* STATED TASK
Determine how many lines include the string "多功能声级计". Output that number only.

-- BEGIN --

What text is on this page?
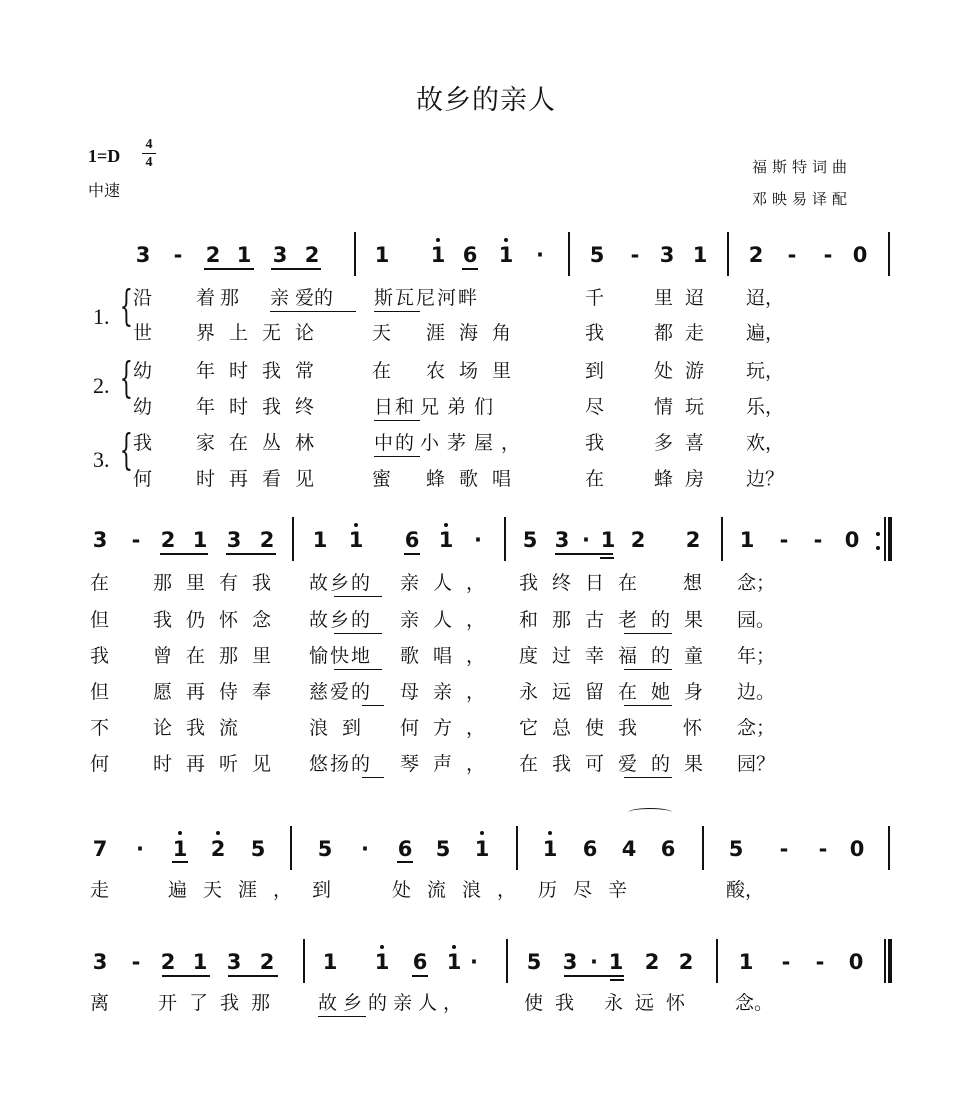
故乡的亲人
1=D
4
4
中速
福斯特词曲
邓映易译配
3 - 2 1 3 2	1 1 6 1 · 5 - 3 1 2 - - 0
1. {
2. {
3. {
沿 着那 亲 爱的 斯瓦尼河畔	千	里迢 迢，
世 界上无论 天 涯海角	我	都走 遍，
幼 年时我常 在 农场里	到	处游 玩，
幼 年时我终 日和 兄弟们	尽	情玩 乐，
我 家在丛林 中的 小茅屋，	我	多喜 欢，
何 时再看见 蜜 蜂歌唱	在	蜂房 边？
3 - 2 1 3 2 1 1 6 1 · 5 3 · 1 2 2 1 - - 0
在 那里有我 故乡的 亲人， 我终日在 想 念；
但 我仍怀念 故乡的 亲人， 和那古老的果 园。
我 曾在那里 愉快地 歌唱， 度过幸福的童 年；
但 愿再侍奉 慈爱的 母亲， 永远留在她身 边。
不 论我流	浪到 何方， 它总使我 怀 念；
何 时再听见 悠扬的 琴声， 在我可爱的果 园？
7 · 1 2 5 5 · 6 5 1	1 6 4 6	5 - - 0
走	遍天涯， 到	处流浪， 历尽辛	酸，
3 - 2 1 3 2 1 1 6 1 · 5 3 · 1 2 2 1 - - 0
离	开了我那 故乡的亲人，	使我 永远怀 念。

-- END --
-- BEGIN --

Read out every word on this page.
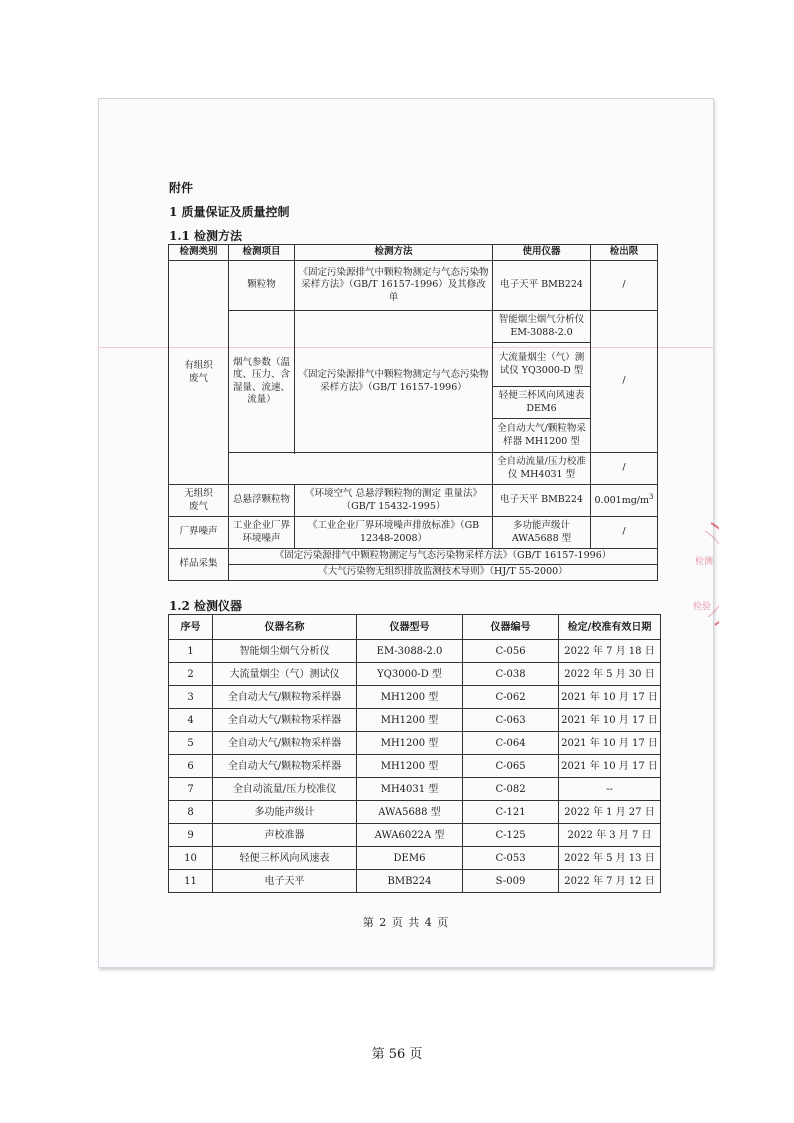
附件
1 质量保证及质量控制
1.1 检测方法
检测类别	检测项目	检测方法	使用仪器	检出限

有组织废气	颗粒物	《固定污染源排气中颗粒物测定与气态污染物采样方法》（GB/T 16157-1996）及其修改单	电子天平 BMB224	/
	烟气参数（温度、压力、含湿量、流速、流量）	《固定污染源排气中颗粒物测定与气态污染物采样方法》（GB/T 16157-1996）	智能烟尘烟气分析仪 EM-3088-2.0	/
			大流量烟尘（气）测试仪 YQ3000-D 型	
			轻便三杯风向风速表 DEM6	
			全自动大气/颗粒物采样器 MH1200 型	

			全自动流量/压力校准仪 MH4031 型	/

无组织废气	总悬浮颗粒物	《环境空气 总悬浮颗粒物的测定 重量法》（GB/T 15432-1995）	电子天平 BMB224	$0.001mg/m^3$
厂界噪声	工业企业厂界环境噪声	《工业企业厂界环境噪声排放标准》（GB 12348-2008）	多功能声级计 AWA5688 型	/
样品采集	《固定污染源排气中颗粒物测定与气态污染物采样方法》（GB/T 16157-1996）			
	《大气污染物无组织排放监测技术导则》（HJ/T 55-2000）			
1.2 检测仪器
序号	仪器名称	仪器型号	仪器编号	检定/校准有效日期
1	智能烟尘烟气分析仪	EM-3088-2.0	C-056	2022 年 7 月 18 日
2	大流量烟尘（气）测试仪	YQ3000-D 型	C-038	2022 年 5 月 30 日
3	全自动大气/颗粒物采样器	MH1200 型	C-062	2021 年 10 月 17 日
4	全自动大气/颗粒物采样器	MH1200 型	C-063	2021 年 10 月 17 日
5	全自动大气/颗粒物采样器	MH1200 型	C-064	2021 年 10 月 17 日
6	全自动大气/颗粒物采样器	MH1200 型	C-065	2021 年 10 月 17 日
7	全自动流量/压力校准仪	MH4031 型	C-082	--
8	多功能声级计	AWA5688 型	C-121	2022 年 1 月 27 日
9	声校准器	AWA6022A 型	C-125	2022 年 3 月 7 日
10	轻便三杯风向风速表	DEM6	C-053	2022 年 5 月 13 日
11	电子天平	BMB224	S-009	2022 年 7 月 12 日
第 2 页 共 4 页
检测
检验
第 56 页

-- END --

* REPLY TO THE TASK
2